Instruction :: Pull out each line of the entries below that contains the string "number". Case counts.

Information supplied ::
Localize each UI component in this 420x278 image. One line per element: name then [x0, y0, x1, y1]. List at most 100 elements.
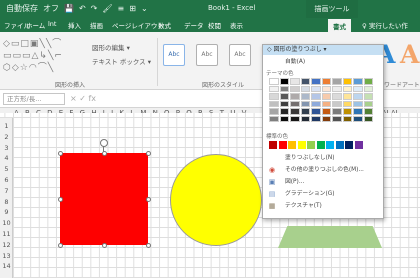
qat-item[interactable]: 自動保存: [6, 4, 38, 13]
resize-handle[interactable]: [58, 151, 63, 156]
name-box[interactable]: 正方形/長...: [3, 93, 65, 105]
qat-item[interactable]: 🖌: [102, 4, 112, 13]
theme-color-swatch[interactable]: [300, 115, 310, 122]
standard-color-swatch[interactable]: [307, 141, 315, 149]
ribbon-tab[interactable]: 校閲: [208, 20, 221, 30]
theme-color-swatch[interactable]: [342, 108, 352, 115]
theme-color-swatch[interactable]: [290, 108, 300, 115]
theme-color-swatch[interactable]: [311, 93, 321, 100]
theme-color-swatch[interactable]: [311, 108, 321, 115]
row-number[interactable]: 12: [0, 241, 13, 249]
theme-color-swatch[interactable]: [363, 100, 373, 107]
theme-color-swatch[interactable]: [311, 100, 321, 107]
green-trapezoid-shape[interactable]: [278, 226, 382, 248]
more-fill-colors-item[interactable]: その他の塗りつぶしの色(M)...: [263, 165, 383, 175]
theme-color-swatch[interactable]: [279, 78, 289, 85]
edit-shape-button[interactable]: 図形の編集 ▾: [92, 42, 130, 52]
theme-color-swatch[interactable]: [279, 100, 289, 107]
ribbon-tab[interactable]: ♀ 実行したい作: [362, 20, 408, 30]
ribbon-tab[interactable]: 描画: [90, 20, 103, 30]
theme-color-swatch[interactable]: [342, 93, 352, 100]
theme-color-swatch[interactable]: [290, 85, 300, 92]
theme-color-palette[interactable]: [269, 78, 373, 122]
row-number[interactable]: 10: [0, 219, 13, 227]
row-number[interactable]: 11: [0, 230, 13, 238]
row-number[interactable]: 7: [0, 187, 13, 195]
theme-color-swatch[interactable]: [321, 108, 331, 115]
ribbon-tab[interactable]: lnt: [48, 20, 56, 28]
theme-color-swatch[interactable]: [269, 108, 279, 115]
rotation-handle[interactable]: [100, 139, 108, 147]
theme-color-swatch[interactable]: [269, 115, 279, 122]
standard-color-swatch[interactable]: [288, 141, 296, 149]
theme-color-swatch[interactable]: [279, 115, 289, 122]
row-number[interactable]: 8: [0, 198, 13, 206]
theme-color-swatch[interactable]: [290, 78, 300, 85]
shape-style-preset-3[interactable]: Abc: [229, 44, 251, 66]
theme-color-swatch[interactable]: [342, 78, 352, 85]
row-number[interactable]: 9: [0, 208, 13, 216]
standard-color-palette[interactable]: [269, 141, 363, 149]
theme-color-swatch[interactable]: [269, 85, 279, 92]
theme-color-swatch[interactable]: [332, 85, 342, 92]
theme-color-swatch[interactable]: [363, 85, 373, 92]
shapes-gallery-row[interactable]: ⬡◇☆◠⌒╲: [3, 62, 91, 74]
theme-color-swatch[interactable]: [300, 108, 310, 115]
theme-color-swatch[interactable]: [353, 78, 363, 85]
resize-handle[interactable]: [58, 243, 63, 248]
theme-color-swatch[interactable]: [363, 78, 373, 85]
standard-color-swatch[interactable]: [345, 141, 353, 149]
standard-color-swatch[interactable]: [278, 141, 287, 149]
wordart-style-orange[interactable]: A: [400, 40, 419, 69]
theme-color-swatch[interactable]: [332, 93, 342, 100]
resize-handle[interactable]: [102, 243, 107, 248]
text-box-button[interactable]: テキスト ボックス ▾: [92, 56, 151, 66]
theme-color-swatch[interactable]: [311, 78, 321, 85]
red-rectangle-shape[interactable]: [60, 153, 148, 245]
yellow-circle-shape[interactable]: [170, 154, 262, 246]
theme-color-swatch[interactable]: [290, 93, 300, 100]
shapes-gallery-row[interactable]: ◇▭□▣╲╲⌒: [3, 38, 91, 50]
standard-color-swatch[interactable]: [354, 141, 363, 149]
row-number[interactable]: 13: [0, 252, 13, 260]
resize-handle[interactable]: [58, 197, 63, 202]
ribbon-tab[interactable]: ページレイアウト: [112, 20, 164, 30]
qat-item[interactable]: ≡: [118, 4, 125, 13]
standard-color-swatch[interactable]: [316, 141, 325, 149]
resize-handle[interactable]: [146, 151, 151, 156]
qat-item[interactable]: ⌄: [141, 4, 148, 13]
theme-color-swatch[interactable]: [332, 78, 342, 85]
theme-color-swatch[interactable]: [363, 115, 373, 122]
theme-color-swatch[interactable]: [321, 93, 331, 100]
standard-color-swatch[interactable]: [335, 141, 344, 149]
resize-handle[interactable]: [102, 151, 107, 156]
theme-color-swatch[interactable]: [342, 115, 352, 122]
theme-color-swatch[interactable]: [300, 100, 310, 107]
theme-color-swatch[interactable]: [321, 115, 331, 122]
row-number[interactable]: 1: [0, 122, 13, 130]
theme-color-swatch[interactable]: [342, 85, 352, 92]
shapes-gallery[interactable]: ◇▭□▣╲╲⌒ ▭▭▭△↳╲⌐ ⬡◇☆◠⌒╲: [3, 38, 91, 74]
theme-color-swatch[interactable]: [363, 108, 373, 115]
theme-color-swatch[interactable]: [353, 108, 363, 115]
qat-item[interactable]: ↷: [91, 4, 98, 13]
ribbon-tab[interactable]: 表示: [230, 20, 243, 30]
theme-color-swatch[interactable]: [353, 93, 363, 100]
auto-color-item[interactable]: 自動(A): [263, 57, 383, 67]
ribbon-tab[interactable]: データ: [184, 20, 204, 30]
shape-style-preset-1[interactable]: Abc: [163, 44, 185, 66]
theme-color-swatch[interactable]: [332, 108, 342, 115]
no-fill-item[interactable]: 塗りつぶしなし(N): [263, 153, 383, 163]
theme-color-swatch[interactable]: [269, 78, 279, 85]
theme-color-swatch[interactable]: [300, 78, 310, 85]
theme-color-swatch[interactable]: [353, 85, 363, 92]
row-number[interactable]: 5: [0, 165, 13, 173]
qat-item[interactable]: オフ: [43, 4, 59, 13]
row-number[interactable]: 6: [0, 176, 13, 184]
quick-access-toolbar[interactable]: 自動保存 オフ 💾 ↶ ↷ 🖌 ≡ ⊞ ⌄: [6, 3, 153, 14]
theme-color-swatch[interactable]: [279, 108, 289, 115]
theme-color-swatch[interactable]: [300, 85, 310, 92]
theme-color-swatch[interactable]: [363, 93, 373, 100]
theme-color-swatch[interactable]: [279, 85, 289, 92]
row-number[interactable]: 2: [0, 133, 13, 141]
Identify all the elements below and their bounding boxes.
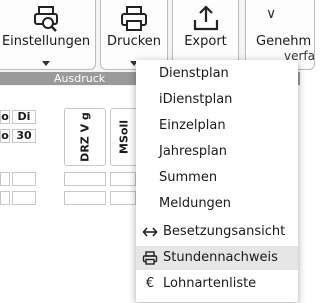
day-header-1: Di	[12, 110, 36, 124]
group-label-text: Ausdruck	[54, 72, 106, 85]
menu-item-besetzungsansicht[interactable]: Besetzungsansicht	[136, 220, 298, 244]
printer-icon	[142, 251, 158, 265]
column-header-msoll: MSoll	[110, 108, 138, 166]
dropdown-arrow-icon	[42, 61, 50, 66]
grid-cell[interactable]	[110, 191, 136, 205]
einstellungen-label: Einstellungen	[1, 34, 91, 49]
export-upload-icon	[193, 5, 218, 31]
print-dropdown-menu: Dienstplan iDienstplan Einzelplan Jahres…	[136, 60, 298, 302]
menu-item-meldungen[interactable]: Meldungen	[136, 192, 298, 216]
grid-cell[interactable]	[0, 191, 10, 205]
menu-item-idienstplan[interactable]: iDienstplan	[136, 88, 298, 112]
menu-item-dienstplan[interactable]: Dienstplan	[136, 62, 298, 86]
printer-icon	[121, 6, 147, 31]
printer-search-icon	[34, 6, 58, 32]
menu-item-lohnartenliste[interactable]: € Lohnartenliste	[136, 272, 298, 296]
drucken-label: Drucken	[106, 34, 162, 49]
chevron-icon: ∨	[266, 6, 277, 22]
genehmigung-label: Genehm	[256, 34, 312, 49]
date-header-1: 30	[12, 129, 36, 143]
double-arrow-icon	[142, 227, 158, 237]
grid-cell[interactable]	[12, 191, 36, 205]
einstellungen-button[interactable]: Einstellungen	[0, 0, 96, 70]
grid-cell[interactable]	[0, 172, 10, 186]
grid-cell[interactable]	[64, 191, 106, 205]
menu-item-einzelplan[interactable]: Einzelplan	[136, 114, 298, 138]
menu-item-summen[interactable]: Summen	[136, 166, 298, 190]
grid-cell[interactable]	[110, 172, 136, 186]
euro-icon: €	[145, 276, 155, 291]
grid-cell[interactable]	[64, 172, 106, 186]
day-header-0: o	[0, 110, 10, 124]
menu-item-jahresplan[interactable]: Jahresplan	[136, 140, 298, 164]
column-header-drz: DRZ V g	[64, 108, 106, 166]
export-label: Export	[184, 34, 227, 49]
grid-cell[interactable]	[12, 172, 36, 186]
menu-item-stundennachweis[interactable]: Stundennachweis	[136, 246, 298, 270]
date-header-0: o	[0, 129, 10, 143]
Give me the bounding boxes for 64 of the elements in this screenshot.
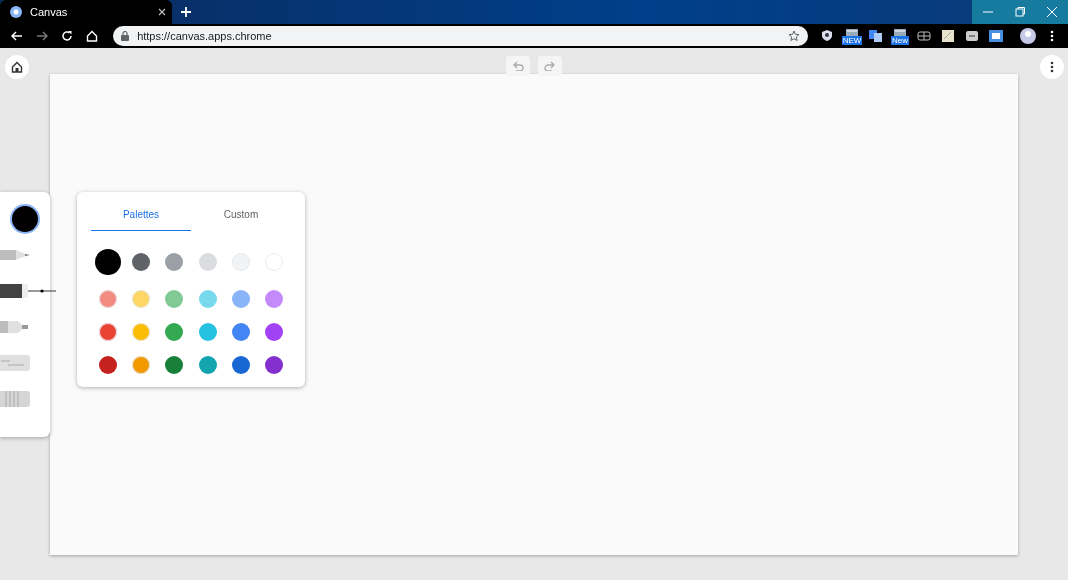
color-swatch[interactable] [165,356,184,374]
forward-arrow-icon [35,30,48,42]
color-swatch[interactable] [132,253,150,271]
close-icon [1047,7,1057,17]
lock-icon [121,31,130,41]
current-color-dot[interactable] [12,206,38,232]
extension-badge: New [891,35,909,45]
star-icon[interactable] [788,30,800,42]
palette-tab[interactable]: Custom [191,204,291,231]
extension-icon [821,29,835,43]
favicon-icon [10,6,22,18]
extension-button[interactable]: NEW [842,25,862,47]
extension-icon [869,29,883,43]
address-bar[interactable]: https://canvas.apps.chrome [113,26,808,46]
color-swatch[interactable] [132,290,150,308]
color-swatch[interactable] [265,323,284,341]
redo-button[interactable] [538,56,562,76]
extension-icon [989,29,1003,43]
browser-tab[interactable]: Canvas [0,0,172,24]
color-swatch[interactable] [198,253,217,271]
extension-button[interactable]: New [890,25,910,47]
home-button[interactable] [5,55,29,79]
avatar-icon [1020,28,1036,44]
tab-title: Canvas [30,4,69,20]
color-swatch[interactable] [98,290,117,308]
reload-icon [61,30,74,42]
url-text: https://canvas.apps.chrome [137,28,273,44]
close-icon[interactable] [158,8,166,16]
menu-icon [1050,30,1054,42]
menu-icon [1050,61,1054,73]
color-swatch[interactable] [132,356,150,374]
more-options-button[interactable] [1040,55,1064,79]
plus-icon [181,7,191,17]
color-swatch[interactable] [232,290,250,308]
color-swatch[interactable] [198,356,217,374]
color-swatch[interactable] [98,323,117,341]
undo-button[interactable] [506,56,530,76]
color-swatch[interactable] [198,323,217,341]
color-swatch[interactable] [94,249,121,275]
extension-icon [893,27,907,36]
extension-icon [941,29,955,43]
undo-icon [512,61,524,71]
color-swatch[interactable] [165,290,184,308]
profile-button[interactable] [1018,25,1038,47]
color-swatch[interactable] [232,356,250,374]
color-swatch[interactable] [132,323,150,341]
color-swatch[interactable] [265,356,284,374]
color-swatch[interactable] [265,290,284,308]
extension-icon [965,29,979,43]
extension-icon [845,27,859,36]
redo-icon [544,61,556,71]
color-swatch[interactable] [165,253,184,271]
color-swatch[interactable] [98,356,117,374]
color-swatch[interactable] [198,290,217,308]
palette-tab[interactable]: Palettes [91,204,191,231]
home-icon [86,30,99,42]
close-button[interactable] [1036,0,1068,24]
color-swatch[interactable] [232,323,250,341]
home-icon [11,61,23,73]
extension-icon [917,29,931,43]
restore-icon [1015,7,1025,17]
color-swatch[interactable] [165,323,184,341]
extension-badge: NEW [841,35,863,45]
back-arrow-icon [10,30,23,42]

Response to the exercise ::
row-number[interactable]: 12: [0, 241, 13, 249]
row-number[interactable]: 10: [0, 219, 13, 227]
row-number[interactable]: 11: [0, 230, 13, 238]
row-number[interactable]: 7: [0, 187, 13, 195]
row-number[interactable]: 8: [0, 198, 13, 206]
row-number[interactable]: 9: [0, 208, 13, 216]
row-number[interactable]: 13: [0, 252, 13, 260]
row-number[interactable]: 1: [0, 122, 13, 130]
row-number[interactable]: 5: [0, 165, 13, 173]
row-number[interactable]: 6: [0, 176, 13, 184]
row-number[interactable]: 2: [0, 133, 13, 141]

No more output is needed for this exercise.